Extract verbatim every line from the one containing "Give me the" to the final line of the records below, inclusive, and exclude all pictures.
▼
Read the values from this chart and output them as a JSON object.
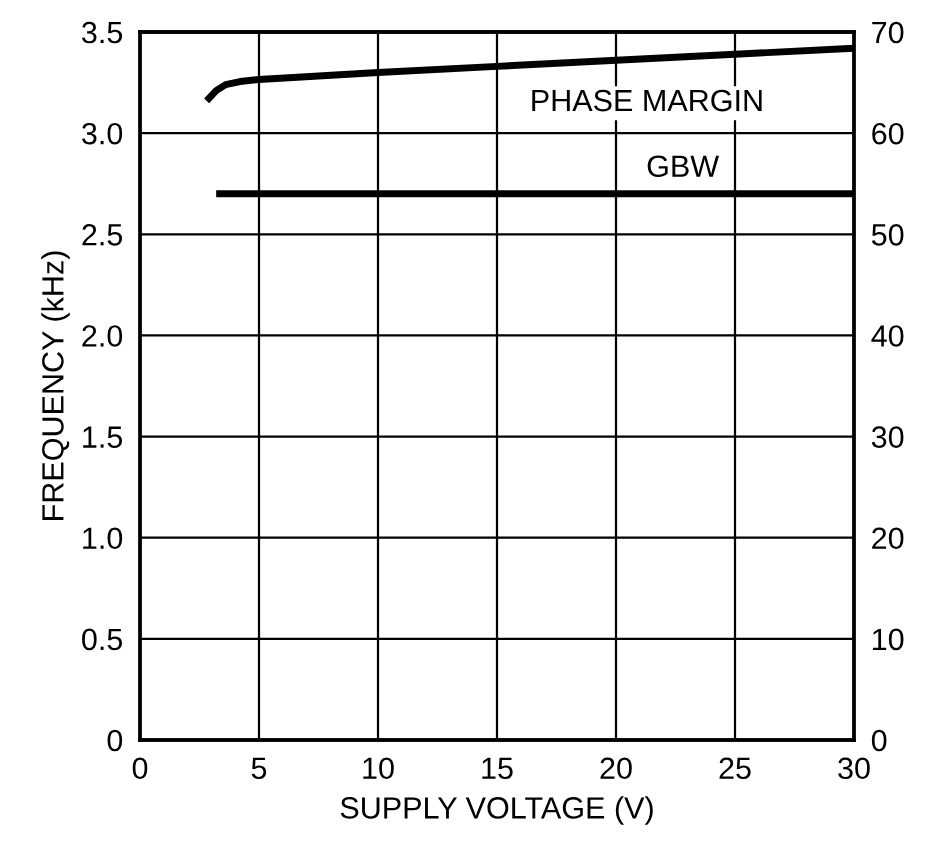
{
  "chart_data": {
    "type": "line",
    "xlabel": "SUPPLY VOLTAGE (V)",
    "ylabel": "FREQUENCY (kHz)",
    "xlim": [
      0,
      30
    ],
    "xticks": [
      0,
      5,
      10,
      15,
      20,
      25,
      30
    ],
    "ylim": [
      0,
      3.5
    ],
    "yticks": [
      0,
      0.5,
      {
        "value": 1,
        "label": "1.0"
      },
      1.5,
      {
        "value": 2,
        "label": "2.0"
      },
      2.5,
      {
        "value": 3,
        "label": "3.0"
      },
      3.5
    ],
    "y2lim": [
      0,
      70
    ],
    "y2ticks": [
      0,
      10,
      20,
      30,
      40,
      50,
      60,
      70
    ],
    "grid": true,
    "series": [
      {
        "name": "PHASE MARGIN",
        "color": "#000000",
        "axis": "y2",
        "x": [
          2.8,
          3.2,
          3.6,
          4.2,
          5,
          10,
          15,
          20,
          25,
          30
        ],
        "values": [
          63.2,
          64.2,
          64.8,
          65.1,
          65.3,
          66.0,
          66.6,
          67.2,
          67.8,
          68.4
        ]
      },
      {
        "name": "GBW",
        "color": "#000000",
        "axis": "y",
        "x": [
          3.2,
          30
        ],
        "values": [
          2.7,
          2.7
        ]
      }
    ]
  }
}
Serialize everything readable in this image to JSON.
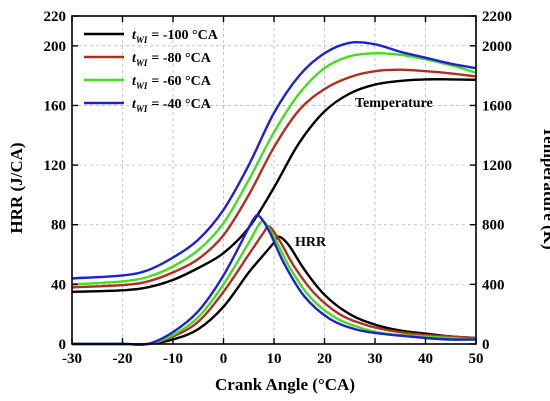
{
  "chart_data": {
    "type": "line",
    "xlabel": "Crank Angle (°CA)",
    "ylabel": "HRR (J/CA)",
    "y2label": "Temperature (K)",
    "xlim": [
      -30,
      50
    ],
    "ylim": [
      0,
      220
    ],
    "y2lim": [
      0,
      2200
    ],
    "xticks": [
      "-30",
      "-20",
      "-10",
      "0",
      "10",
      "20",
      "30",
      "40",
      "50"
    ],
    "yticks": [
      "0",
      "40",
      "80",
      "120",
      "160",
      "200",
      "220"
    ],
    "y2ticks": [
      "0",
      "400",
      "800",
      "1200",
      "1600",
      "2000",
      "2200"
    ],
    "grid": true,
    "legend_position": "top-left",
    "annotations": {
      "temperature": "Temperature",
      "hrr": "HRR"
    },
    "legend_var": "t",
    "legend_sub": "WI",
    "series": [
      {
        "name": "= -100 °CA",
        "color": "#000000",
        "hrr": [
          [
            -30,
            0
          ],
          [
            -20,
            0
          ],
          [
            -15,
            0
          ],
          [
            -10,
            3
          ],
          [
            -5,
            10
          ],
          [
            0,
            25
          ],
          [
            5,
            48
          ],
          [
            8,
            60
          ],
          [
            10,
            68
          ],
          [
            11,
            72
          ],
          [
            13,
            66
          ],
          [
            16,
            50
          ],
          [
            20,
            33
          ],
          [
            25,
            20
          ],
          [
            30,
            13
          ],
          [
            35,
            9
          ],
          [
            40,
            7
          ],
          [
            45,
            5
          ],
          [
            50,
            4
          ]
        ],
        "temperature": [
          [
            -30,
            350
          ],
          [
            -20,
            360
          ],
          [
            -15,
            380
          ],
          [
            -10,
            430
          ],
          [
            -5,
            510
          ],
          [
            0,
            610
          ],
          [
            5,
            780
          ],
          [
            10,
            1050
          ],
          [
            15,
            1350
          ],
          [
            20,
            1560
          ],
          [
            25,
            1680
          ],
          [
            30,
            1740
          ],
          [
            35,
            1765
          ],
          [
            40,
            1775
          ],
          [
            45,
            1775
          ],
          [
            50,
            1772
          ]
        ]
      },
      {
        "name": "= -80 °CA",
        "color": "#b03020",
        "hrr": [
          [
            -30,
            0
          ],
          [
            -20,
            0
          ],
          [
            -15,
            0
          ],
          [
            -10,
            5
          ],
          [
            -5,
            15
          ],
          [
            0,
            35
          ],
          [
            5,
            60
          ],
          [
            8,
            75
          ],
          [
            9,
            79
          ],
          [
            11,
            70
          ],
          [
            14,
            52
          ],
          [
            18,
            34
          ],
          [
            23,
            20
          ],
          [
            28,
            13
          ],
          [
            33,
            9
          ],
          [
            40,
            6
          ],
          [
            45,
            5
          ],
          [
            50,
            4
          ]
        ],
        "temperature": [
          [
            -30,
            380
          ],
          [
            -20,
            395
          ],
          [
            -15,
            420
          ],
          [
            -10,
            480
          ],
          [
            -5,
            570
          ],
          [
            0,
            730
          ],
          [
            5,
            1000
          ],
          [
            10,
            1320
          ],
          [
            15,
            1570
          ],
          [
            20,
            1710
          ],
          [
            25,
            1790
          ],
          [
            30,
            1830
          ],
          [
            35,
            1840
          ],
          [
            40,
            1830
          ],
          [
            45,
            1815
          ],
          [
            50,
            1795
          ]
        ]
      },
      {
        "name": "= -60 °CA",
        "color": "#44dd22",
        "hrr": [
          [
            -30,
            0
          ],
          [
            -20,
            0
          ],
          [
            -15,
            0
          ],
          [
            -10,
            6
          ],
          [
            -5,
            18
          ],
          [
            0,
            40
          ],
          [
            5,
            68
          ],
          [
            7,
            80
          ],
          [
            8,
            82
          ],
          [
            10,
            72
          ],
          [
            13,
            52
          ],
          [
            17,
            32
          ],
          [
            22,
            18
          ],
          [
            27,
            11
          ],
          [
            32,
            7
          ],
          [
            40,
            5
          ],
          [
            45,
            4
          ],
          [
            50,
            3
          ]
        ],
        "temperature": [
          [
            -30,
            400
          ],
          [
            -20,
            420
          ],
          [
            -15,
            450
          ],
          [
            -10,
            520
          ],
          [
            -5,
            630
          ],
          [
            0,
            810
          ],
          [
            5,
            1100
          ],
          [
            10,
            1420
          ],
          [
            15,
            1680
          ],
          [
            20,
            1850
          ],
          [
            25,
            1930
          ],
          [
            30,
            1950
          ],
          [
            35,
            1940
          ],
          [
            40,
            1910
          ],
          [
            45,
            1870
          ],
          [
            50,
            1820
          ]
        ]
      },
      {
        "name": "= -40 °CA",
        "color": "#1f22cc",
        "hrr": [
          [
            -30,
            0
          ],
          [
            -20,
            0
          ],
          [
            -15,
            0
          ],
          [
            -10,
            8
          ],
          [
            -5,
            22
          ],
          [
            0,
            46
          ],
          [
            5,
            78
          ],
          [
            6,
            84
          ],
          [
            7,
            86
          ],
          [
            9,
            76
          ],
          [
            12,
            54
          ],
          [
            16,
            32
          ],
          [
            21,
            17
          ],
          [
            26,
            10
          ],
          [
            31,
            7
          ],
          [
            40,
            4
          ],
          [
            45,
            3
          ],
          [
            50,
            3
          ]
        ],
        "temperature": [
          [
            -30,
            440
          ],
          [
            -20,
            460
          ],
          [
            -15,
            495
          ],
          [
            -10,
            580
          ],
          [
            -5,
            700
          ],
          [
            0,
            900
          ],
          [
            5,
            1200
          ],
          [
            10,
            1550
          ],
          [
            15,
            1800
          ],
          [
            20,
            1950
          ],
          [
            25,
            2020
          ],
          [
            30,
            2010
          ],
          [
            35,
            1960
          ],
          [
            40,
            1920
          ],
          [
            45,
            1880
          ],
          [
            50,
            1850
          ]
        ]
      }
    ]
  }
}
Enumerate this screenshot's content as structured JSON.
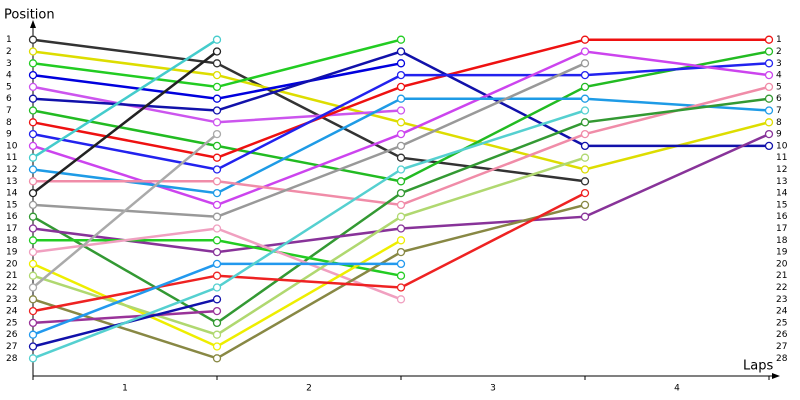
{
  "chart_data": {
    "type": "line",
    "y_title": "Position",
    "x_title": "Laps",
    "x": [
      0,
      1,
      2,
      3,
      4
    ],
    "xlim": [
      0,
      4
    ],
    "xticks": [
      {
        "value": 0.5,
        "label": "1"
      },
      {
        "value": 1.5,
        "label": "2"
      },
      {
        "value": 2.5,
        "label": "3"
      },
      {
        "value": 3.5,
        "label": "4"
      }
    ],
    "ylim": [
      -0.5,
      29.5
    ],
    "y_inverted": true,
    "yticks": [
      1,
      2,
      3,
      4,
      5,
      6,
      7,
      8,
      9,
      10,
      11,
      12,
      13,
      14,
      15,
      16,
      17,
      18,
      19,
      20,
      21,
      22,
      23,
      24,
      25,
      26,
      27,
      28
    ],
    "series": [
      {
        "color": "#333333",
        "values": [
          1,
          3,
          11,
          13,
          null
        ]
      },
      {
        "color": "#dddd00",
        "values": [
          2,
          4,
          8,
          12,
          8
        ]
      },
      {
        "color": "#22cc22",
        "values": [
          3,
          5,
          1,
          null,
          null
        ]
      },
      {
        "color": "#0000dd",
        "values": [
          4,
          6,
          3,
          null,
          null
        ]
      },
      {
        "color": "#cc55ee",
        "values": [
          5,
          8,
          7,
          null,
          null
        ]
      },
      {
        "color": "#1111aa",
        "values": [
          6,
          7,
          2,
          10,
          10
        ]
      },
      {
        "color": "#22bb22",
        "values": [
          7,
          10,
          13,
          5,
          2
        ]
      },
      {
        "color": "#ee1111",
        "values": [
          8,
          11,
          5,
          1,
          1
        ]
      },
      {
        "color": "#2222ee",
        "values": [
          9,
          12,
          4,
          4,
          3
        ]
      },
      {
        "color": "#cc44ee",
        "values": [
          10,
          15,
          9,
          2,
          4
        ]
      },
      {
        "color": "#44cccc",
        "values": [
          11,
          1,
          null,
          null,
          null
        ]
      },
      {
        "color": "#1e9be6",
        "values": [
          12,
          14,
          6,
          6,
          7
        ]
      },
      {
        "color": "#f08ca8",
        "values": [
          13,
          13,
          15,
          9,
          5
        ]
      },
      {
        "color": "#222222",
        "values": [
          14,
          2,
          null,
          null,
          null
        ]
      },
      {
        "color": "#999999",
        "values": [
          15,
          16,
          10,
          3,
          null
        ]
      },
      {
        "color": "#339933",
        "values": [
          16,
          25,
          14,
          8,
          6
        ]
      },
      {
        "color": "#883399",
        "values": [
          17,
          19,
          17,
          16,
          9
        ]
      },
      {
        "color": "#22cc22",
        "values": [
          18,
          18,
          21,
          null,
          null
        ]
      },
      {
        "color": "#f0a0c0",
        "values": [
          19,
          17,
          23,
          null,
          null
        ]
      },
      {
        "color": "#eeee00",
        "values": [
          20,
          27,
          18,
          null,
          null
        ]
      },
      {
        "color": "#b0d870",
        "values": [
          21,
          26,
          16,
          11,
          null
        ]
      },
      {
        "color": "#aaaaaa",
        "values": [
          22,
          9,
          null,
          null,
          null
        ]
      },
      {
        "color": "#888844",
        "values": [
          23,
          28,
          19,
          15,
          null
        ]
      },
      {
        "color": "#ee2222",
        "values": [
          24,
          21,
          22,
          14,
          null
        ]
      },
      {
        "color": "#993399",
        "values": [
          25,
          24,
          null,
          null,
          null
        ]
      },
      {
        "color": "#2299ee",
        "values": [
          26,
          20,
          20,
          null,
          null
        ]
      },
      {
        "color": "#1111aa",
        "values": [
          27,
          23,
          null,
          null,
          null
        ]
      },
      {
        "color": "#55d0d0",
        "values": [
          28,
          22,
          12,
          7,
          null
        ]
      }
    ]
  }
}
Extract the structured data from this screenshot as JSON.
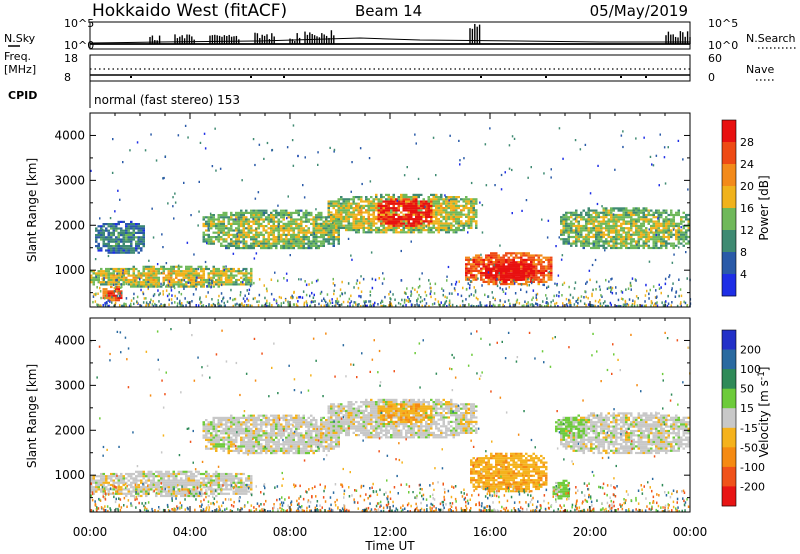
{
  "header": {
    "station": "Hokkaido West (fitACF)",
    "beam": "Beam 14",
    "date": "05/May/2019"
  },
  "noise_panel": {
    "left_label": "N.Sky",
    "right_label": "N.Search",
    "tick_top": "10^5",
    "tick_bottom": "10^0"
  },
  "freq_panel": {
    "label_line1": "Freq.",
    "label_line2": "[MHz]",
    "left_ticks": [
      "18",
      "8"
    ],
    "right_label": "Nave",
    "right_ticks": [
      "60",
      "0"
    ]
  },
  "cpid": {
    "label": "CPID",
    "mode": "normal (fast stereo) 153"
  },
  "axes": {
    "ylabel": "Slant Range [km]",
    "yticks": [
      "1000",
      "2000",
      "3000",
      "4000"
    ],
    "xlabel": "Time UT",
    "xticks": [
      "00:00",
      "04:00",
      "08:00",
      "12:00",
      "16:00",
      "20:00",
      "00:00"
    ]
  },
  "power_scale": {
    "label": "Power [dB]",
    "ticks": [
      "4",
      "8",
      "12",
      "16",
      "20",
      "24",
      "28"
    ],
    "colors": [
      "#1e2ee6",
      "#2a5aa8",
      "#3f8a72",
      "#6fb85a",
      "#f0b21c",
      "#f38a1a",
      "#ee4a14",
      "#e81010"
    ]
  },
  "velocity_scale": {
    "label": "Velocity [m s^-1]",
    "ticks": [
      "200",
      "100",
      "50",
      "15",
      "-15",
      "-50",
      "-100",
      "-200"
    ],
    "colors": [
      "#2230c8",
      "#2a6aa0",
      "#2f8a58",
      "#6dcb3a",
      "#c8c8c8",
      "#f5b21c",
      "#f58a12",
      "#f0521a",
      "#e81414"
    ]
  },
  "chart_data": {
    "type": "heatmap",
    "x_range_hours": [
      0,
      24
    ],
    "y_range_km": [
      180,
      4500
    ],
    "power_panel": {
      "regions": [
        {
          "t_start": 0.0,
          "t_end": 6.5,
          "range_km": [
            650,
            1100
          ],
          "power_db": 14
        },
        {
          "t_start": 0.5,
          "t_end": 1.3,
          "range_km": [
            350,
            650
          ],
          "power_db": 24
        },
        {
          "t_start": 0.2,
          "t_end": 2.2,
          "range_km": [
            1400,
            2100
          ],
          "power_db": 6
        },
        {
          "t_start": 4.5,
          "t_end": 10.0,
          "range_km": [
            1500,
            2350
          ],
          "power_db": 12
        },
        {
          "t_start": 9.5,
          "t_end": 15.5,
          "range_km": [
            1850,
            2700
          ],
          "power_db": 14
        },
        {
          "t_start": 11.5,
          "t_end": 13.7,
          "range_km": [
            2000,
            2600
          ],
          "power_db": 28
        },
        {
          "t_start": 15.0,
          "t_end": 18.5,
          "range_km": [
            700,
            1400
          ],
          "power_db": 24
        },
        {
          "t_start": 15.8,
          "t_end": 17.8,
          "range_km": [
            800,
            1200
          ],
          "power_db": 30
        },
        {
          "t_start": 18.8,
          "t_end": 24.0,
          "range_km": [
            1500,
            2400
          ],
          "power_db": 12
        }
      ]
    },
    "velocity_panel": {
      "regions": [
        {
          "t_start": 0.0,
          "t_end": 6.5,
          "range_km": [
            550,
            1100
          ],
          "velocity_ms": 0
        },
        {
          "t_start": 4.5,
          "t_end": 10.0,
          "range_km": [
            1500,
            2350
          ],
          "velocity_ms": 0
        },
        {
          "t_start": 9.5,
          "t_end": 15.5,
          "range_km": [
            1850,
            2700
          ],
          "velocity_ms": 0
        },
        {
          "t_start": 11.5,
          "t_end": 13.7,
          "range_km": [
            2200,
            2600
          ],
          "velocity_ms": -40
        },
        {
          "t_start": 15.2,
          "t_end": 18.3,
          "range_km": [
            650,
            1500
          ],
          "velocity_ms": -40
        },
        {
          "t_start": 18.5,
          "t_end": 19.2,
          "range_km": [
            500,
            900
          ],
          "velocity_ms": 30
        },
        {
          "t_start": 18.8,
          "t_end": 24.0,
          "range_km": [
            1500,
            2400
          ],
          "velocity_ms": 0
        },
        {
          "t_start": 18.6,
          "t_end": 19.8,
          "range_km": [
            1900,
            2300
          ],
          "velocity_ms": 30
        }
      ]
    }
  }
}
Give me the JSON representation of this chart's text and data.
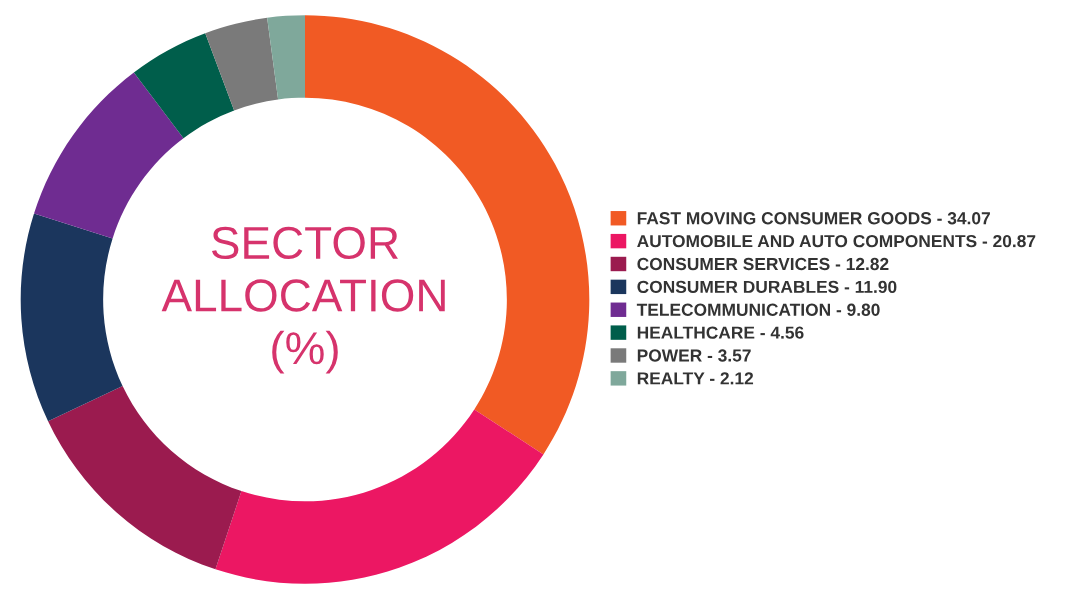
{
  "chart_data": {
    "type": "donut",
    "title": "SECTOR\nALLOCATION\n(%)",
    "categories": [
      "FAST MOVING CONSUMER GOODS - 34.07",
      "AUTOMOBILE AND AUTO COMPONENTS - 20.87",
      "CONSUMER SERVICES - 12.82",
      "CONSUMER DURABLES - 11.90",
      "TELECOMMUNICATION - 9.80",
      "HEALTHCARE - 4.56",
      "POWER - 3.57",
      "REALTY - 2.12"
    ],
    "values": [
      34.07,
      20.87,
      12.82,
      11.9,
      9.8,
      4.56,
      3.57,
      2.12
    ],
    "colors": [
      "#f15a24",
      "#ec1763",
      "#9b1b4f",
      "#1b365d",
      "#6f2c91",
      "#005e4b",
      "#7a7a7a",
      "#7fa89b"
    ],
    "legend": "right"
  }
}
▲
> _Result of the task_
Give me the JSON representation of this chart's text and data.
{
  "chart_data": {
    "type": "donut",
    "title": "SECTOR\nALLOCATION\n(%)",
    "categories": [
      "FAST MOVING CONSUMER GOODS - 34.07",
      "AUTOMOBILE AND AUTO COMPONENTS - 20.87",
      "CONSUMER SERVICES - 12.82",
      "CONSUMER DURABLES - 11.90",
      "TELECOMMUNICATION - 9.80",
      "HEALTHCARE - 4.56",
      "POWER - 3.57",
      "REALTY - 2.12"
    ],
    "values": [
      34.07,
      20.87,
      12.82,
      11.9,
      9.8,
      4.56,
      3.57,
      2.12
    ],
    "colors": [
      "#f15a24",
      "#ec1763",
      "#9b1b4f",
      "#1b365d",
      "#6f2c91",
      "#005e4b",
      "#7a7a7a",
      "#7fa89b"
    ],
    "legend": "right"
  }
}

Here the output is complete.